Could you filter the records below and return each line that holds "Surgery"?

>>>>

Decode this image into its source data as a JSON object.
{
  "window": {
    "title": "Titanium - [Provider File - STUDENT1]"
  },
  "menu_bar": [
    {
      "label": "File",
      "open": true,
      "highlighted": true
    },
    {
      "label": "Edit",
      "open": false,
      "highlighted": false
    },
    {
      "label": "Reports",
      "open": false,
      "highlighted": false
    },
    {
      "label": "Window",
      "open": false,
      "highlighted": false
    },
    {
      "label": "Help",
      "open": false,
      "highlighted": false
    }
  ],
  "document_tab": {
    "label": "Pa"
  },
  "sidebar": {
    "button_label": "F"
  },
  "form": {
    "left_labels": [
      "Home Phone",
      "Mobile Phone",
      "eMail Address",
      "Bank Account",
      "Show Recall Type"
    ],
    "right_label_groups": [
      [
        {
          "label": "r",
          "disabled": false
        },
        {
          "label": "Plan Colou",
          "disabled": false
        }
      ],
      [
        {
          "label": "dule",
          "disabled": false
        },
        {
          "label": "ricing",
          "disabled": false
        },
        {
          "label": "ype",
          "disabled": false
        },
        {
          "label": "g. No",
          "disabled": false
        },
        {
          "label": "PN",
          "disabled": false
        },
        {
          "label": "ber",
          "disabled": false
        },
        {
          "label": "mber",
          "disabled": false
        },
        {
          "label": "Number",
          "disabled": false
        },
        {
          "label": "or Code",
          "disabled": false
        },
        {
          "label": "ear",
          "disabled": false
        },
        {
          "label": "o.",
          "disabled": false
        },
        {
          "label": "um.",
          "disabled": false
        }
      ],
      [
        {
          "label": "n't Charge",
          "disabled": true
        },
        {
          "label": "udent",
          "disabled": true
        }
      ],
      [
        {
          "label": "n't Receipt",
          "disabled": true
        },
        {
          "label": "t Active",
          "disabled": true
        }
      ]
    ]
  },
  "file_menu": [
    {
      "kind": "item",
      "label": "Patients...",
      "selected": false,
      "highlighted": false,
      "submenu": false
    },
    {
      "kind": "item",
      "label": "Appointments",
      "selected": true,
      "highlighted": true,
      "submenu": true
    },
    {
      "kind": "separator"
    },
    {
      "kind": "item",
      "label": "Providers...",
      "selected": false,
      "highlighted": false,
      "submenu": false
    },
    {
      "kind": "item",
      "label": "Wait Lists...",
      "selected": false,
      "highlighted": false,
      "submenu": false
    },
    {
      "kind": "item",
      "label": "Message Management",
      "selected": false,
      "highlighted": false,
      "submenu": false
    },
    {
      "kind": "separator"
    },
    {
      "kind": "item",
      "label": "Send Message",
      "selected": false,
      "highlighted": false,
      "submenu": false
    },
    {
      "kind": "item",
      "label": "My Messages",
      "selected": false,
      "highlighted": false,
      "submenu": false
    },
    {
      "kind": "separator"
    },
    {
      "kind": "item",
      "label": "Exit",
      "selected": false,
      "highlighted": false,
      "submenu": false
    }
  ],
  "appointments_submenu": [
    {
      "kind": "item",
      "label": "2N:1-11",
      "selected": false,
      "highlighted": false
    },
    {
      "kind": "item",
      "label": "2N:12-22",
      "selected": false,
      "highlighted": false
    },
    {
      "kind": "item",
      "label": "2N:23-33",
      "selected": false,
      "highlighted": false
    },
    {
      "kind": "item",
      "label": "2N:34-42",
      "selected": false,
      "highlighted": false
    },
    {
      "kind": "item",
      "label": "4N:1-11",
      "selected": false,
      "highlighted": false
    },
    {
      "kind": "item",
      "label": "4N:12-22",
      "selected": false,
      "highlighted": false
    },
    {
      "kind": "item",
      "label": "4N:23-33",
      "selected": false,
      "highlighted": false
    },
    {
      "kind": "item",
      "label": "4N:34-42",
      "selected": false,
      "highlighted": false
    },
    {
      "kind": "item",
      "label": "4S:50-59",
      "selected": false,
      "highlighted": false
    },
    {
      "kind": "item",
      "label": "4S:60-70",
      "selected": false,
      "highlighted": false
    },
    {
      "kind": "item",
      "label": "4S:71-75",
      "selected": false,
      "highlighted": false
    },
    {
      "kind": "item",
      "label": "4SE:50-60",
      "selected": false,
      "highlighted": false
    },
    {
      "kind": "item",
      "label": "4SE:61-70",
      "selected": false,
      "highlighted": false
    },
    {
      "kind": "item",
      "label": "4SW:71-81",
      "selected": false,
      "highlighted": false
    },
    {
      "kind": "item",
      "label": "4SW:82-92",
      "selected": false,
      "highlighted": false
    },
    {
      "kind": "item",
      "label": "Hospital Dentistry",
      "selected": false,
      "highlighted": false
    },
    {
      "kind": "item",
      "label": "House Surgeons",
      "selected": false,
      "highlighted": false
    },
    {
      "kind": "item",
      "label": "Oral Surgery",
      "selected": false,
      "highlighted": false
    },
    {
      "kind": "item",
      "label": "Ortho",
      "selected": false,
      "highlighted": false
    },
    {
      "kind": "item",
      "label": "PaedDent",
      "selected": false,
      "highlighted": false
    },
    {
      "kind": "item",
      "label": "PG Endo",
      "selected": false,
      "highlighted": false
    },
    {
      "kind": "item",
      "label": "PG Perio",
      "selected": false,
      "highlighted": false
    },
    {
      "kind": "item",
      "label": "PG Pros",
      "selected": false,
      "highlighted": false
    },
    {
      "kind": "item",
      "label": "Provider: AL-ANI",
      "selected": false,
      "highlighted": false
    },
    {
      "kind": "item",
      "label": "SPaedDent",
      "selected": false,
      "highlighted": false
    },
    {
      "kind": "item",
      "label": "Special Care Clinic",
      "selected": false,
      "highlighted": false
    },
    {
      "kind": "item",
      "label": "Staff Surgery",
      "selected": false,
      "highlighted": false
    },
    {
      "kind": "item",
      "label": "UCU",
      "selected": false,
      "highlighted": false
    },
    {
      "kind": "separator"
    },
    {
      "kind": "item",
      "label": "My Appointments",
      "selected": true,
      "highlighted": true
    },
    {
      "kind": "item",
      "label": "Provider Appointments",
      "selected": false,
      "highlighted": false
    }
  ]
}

<<<<

RESPONSE BOX:
      "label": "Oral Surgery",
      "label": "Staff Surgery",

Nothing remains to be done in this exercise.